## The task:
From the entries below, tally how many lines contain "contreparties" and report only that figure.

★ ★ ★ ★ ★

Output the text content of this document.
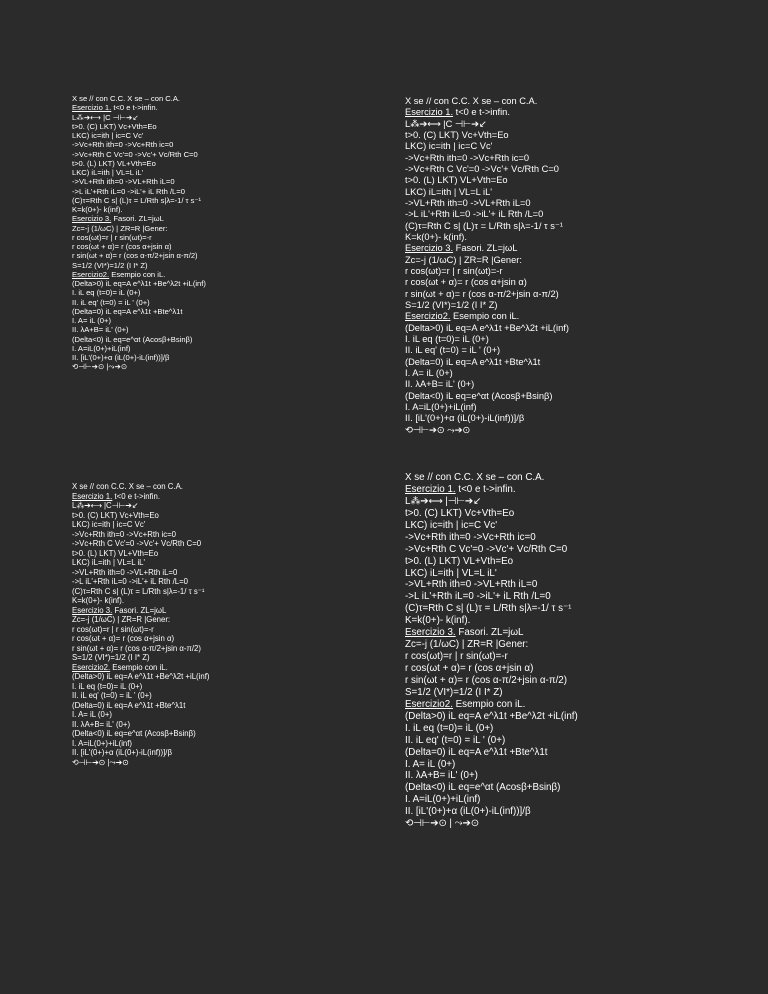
X se // con C.C. X se – con C.A.
Esercizio 1. t<0 e t->infin.
L⁂➔⟷ |C ⊣⊢➔↙
t>0. (C) LKT) Vc+Vth=Eo
LKC) ic=ith | ic=C Vc'
->Vc+Rth ith=0 ->Vc+Rth ic=0
->Vc+Rth C Vc'=0 ->Vc'+ Vc/Rth C=0
t>0. (L) LKT) VL+Vth=Eo
LKC) iL=ith | VL=L iL'
->VL+Rth ith=0 ->VL+Rth iL=0
->L iL'+Rth iL=0 ->iL'+ iL Rth /L=0
(C)τ=Rth C s| (L)τ = L/Rth s|λ=-1/ τ s⁻¹
K=k(0+)- k(inf).
Esercizio 3. Fasori. ZL=jωL
Zc=-j (1/ωC) | ZR=R |Gener:
r cos(ωt)=r | r sin(ωt)=-r
r cos(ωt + α)= r (cos α+jsin α)
r sin(ωt + α)= r (cos α-π/2+jsin α-π/2)
S=1/2 (VI*)=1/2 (I I* Z)
Esercizio2. Esempio con iL.
(Delta>0) iL eq=A e^λ1t +Be^λ2t +iL(inf)
I. iL eq (t=0)= iL (0+)
II. iL eq' (t=0) = iL ' (0+)
(Delta=0) iL eq=A e^λ1t +Bte^λ1t
I. A= iL (0+)
II. λA+B= iL' (0+)
(Delta<0) iL eq=e^αt (Acosβ+Bsinβ)
I. A=iL(0+)+iL(inf)
II. [iL'(0+)+α (iL(0+)-iL(inf))]/β
⟲⊣⊢➔⊙ |⤳➔⊙
X se // con C.C. X se – con C.A.
Esercizio 1. t<0 e t->infin.
L⁂➔⟷ |C ⊣⊢➔↙
t>0. (C) LKT) Vc+Vth=Eo
LKC) ic=ith | ic=C Vc'
->Vc+Rth ith=0 ->Vc+Rth ic=0
->Vc+Rth C Vc'=0 ->Vc'+ Vc/Rth C=0
t>0. (L) LKT) VL+Vth=Eo
LKC) iL=ith | VL=L iL'
->VL+Rth ith=0 ->VL+Rth iL=0
->L iL'+Rth iL=0 ->iL'+ iL Rth /L=0
(C)τ=Rth C s| (L)τ = L/Rth s|λ=-1/ τ s⁻¹
K=k(0+)- k(inf).
Esercizio 3. Fasori. ZL=jωL
Zc=-j (1/ωC) | ZR=R |Gener:
r cos(ωt)=r | r sin(ωt)=-r
r cos(ωt + α)= r (cos α+jsin α)
r sin(ωt + α)= r (cos α-π/2+jsin α-π/2)
S=1/2 (VI*)=1/2 (I I* Z)
Esercizio2. Esempio con iL.
(Delta>0) iL eq=A e^λ1t +Be^λ2t +iL(inf)
I. iL eq (t=0)= iL (0+)
II. iL eq' (t=0) = iL ' (0+)
(Delta=0) iL eq=A e^λ1t +Bte^λ1t
I. A= iL (0+)
II. λA+B= iL' (0+)
(Delta<0) iL eq=e^αt (Acosβ+Bsinβ)
I. A=iL(0+)+iL(inf)
II. [iL'(0+)+α (iL(0+)-iL(inf))]/β
⟲⊣⊢➔⊙ ⤳➔⊙
X se // con C.C. X se – con C.A.
Esercizio 1. t<0 e t->infin.
L⁂➔⟷ |C⊣⊢➔↙
t>0. (C) LKT) Vc+Vth=Eo
LKC) ic=ith | ic=C Vc'
->Vc+Rth ith=0 ->Vc+Rth ic=0
->Vc+Rth C Vc'=0 ->Vc'+ Vc/Rth C=0
t>0. (L) LKT) VL+Vth=Eo
LKC) iL=ith | VL=L iL'
->VL+Rth ith=0 ->VL+Rth iL=0
->L iL'+Rth iL=0 ->iL'+ iL Rth /L=0
(C)τ=Rth C s| (L)τ = L/Rth s|λ=-1/ τ s⁻¹
K=k(0+)- k(inf).
Esercizio 3. Fasori. ZL=jωL
Zc=-j (1/ωC) | ZR=R |Gener:
r cos(ωt)=r | r sin(ωt)=-r
r cos(ωt + α)= r (cos α+jsin α)
r sin(ωt + α)= r (cos α-π/2+jsin α-π/2)
S=1/2 (VI*)=1/2 (I I* Z)
Esercizio2. Esempio con iL.
(Delta>0) iL eq=A e^λ1t +Be^λ2t +iL(inf)
I. iL eq (t=0)= iL (0+)
II. iL eq' (t=0) = iL ' (0+)
(Delta=0) iL eq=A e^λ1t +Bte^λ1t
I. A= iL (0+)
II. λA+B= iL' (0+)
(Delta<0) iL eq=e^αt (Acosβ+Bsinβ)
I. A=iL(0+)+iL(inf)
II. [iL'(0+)+α (iL(0+)-iL(inf))]/β
⟲⊣⊢➔⊙ |⤳➔⊙
X se // con C.C. X se – con C.A.
Esercizio 1. t<0 e t->infin.
L⁂➔⟷ |⊣⊢➔↙
t>0. (C) LKT) Vc+Vth=Eo
LKC) ic=ith | ic=C Vc'
->Vc+Rth ith=0 ->Vc+Rth ic=0
->Vc+Rth C Vc'=0 ->Vc'+ Vc/Rth C=0
t>0. (L) LKT) VL+Vth=Eo
LKC) iL=ith | VL=L iL'
->VL+Rth ith=0 ->VL+Rth iL=0
->L iL'+Rth iL=0 ->iL'+ iL Rth /L=0
(C)τ=Rth C s| (L)τ = L/Rth s|λ=-1/ τ s⁻¹
K=k(0+)- k(inf).
Esercizio 3. Fasori. ZL=jωL
Zc=-j (1/ωC) | ZR=R |Gener:
r cos(ωt)=r | r sin(ωt)=-r
r cos(ωt + α)= r (cos α+jsin α)
r sin(ωt + α)= r (cos α-π/2+jsin α-π/2)
S=1/2 (VI*)=1/2 (I I* Z)
Esercizio2. Esempio con iL.
(Delta>0) iL eq=A e^λ1t +Be^λ2t +iL(inf)
I. iL eq (t=0)= iL (0+)
II. iL eq' (t=0) = iL ' (0+)
(Delta=0) iL eq=A e^λ1t +Bte^λ1t
I. A= iL (0+)
II. λA+B= iL' (0+)
(Delta<0) iL eq=e^αt (Acosβ+Bsinβ)
I. A=iL(0+)+iL(inf)
II. [iL'(0+)+α (iL(0+)-iL(inf))]/β
⟲⊣⊢➔⊙ | ⤳➔⊙
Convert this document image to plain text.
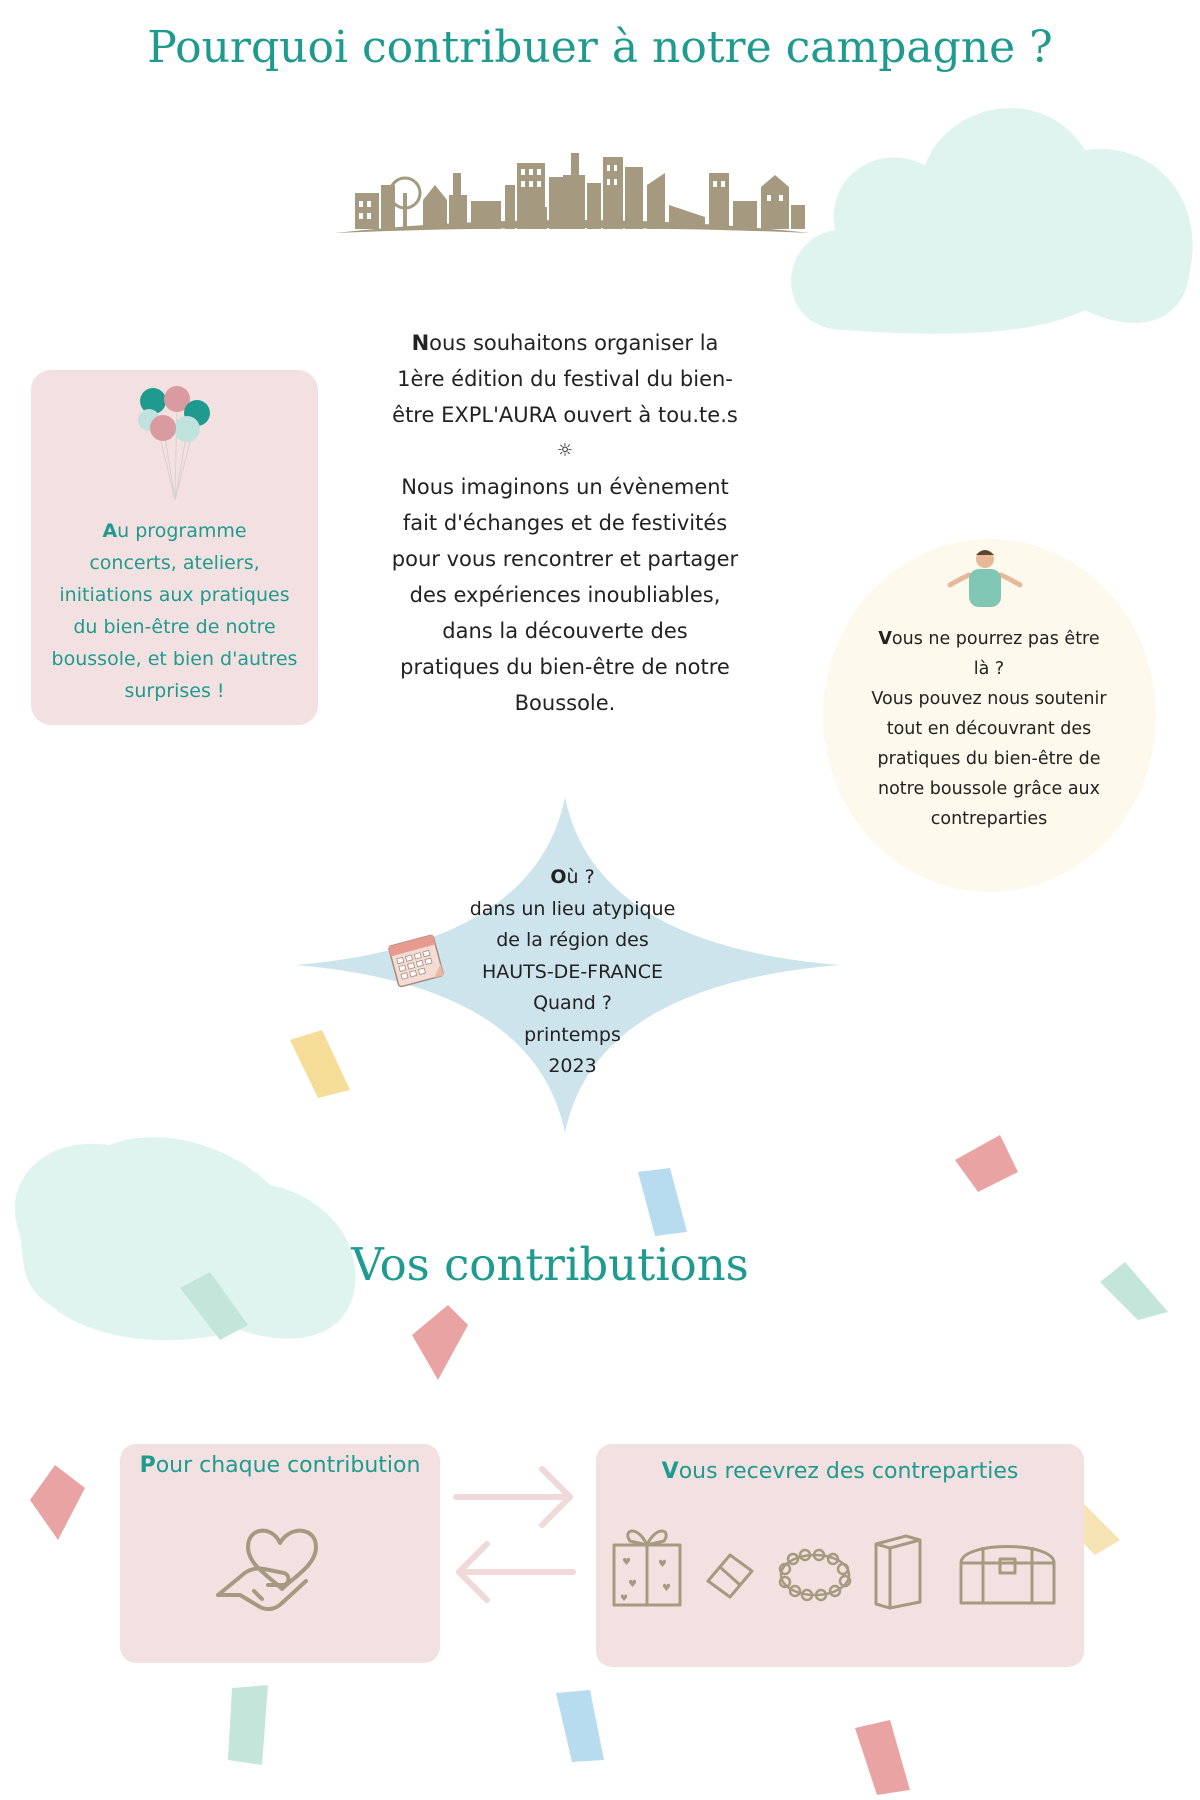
Pourquoi contribuer à notre campagne ?
Au programme
concerts, ateliers,
initiations aux pratiques
du bien-être de notre
boussole, et bien d'autres
surprises !
Nous souhaitons organiser la
1ère édition du festival du bien-
être EXPL'AURA ouvert à tou.te.s
☼
Nous imaginons un évènement
fait d'échanges et de festivités
pour vous rencontrer et partager
des expériences inoubliables,
dans la découverte des
pratiques du bien-être de notre
Boussole.
Vous ne pourrez pas être
là ?
Vous pouvez nous soutenir
tout en découvrant des
pratiques du bien-être de
notre boussole grâce aux
contreparties
Où ?
dans un lieu atypique
de la région des
HAUTS-DE-FRANCE
Quand ?
printemps
2023
Vos contributions
Pour chaque contribution	Vous recevrez des contreparties
♥	♥
♥	♥
♥
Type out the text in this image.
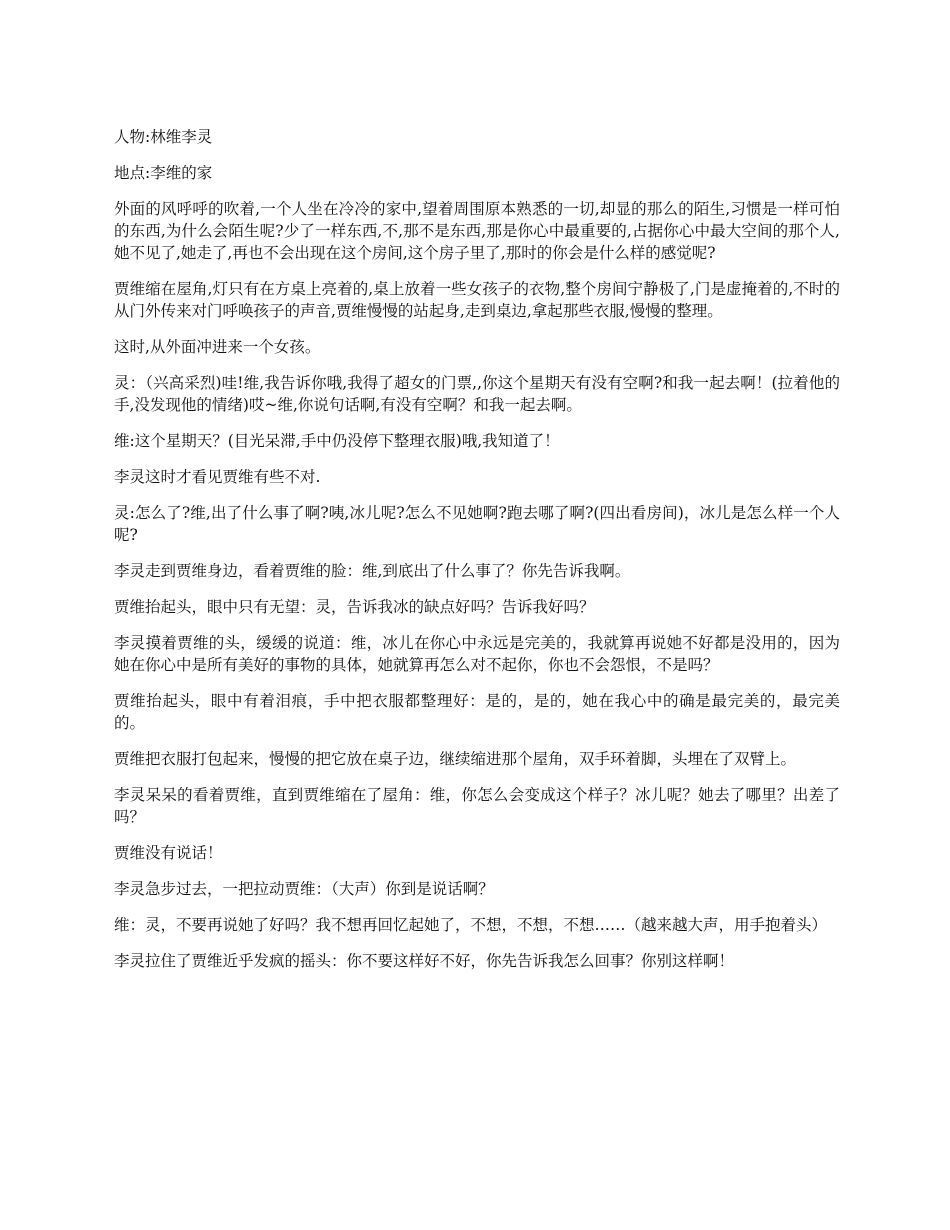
人物:林维李灵

地点:李维的家

外面的风呼呼的吹着,一个人坐在冷冷的家中,望着周围原本熟悉的一切,却显的那么的陌生,习惯是一样可怕的东西,为什么会陌生呢?少了一样东西,不,那不是东西,那是你心中最重要的,占据你心中最大空间的那个人,她不见了,她走了,再也不会出现在这个房间,这个房子里了,那时的你会是什么样的感觉呢?

贾维缩在屋角,灯只有在方桌上亮着的,桌上放着一些女孩子的衣物,整个房间宁静极了,门是虚掩着的,不时的从门外传来对门呼唤孩子的声音,贾维慢慢的站起身,走到桌边,拿起那些衣服,慢慢的整理。

这时,从外面冲进来一个女孩。

灵：（兴高采烈)哇!维,我告诉你哦,我得了超女的门票,,你这个星期天有没有空啊?和我一起去啊！(拉着他的手,没发现他的情绪)哎~维,你说句话啊,有没有空啊？和我一起去啊。

维:这个星期天？(目光呆滞,手中仍没停下整理衣服)哦,我知道了！

李灵这时才看见贾维有些不对.

灵:怎么了?维,出了什么事了啊?咦,冰儿呢?怎么不见她啊?跑去哪了啊?(四出看房间)，冰儿是怎么样一个人呢?

李灵走到贾维身边，看着贾维的脸：维,到底出了什么事了？你先告诉我啊。

贾维抬起头，眼中只有无望：灵，告诉我冰的缺点好吗？告诉我好吗？

李灵摸着贾维的头，缓缓的说道：维，冰儿在你心中永远是完美的，我就算再说她不好都是没用的，因为她在你心中是所有美好的事物的具体，她就算再怎么对不起你，你也不会怨恨，不是吗？

贾维抬起头，眼中有着泪痕，手中把衣服都整理好：是的，是的，她在我心中的确是最完美的，最完美的。

贾维把衣服打包起来，慢慢的把它放在桌子边，继续缩进那个屋角，双手环着脚，头埋在了双臂上。

李灵呆呆的看着贾维，直到贾维缩在了屋角：维，你怎么会变成这个样子？冰儿呢？她去了哪里？出差了吗？

贾维没有说话！

李灵急步过去，一把拉动贾维：（大声）你到是说话啊？

维：灵，不要再说她了好吗？我不想再回忆起她了，不想，不想，不想……（越来越大声，用手抱着头）

李灵拉住了贾维近乎发疯的摇头：你不要这样好不好，你先告诉我怎么回事？你别这样啊！
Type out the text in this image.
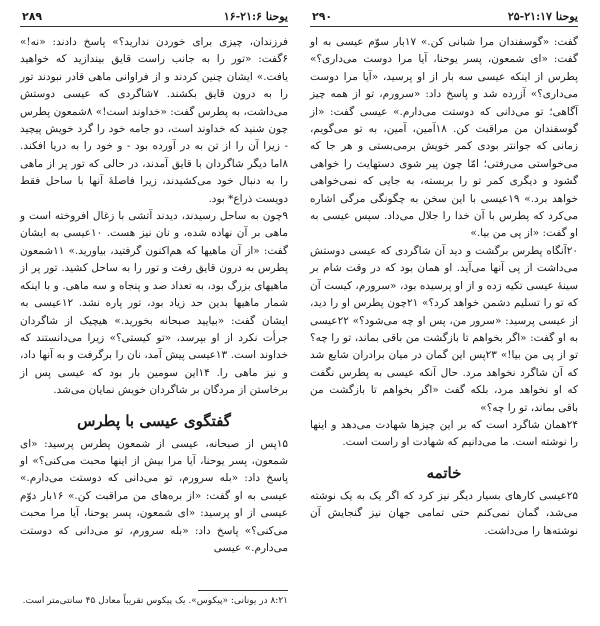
۲۸۹	یوحنا ۲۱:۶-۱۶ ۲۹۰	یوحنا ۲۱:۱۷-۲۵

فرزندان، چیزی برای خوردن ندارید؟» پاسخ دادند: «نه!» ۶گفت: «تور را به جانب راست قایق بیندازید که خواهید یافت.» ایشان چنین کردند و از فراوانی ماهی قادر نبودند تور را به درون قایق بکشند. ۷شاگردی که عیسی دوستش می‌داشت، به پطرس گفت: «خداوند است!» ۸شمعون پطرس چون شنید که خداوند است، دو جامه خود را گرد خویش پیچید - زیرا آن را از تن به در آورده بود - و خود را به دریا افکند. ۸اما دیگر شاگردان با قایق آمدند، در حالی که تور پر از ماهی را به دنبال خود می‌کشیدند، زیرا فاصلهٔ آنها با ساحل فقط دویست ذراع* بود.

۹چون به ساحل رسیدند، دیدند آتشی با زغال افروخته است و ماهی بر آن نهاده شده، و نان نیز هست. ۱۰عیسی به ایشان گفت: «از آن ماهیها که هم‌اکنون گرفتید، بیاورید.» ۱۱شمعون پطرس به درون قایق رفت و تور را به ساحل کشید. تور پر از ماهیهای بزرگ بود، به تعداد صد و پنجاه و سه ماهی. و با اینکه شمار ماهیها بدین حد زیاد بود، تور پاره نشد. ۱۲عیسی به ایشان گفت: «بیایید صبحانه بخورید.» هیچیک از شاگردان جرأت نکرد از او بپرسد، «تو کیستی؟» زیرا می‌دانستند که خداوند است. ۱۳عیسی پیش آمد، نان را برگرفت و به آنها داد، و نیز ماهی را. ۱۴این سومین بار بود که عیسی پس از برخاستن از مردگان بر شاگردان خویش نمایان می‌شد.

گفتگوی عیسی با پطرس

۱۵پس از صبحانه، عیسی از شمعون پطرس پرسید: «ای شمعون، پسر یوحنا، آیا مرا بیش از اینها محبت می‌کنی؟» او پاسخ داد: «بله سرورم، تو می‌دانی که دوستت می‌دارم.» عیسی به او گفت: «از بره‌های من مراقبت کن.» ۱۶بار دوّم عیسی از او پرسید: «ای شمعون، پسر یوحنا، آیا مرا محبت می‌کنی؟» پاسخ داد: «بله سرورم، تو می‌دانی که دوستت می‌دارم.» عیسی

گفت: «گوسفندان مرا شبانی کن.» ۱۷بار سوّم عیسی به او گفت: «ای شمعون، پسر یوحنا، آیا مرا دوست می‌داری؟» پطرس از اینکه عیسی سه بار از او پرسید، «آیا مرا دوست می‌داری؟» آزرده شد و پاسخ داد: «سرورم، تو از همه چیز آگاهی؛ تو می‌دانی که دوستت می‌دارم.» عیسی گفت: «از گوسفندان من مراقبت کن. ۱۸آمین، آمین، به تو می‌گویم، زمانی که جوانتر بودی کمر خویش برمی‌بستی و هر جا که می‌خواستی می‌رفتی؛ امّا چون پیر شوی دستهایت را خواهی گشود و دیگری کمر تو را بربسته، به جایی که نمی‌خواهی خواهد برد.» ۱۹عیسی با این سخن به چگونگی مرگی اشاره می‌کرد که پطرس با آن خدا را جلال می‌داد. سپس عیسی به او گفت: «از پی من بیا.»

۲۰آنگاه پطرس برگشت و دید آن شاگردی که عیسی دوستش می‌داشت از پی آنها می‌آید. او همان بود که در وقت شام بر سینهٔ عیسی تکیه زده و از او پرسیده بود، «سرورم، کیست آن که تو را تسلیم دشمن خواهد کرد؟» ۲۱چون پطرس او را دید، از عیسی پرسید: «سرور من، پس او چه می‌شود؟» ۲۲عیسی به او گفت: «اگر بخواهم تا بازگشت من باقی بماند، تو را چه؟ تو از پی من بیا!» ۲۳پس این گمان در میان برادران شایع شد که آن شاگرد نخواهد مرد. حال آنکه عیسی به پطرس نگفت که او نخواهد مرد، بلکه گفت «اگر بخواهم تا بازگشت من باقی بماند، تو را چه؟»

۲۴همان شاگرد است که بر این چیزها شهادت می‌دهد و اینها را نوشته است. ما می‌دانیم که شهادت او راست است.

خاتمه

۲۵عیسی کارهای بسیار دیگر نیز کرد که اگر یک به یک نوشته می‌شد، گمان نمی‌کنم حتی تمامی جهان نیز گنجایش آن نوشته‌ها را می‌داشت.

۸:۲۱ در یونانی: «پیکوس». یک پیکوس تقریباً معادل ۴۵ سانتی‌متر است.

★ ★ ★ ★ ★

## Output below:
2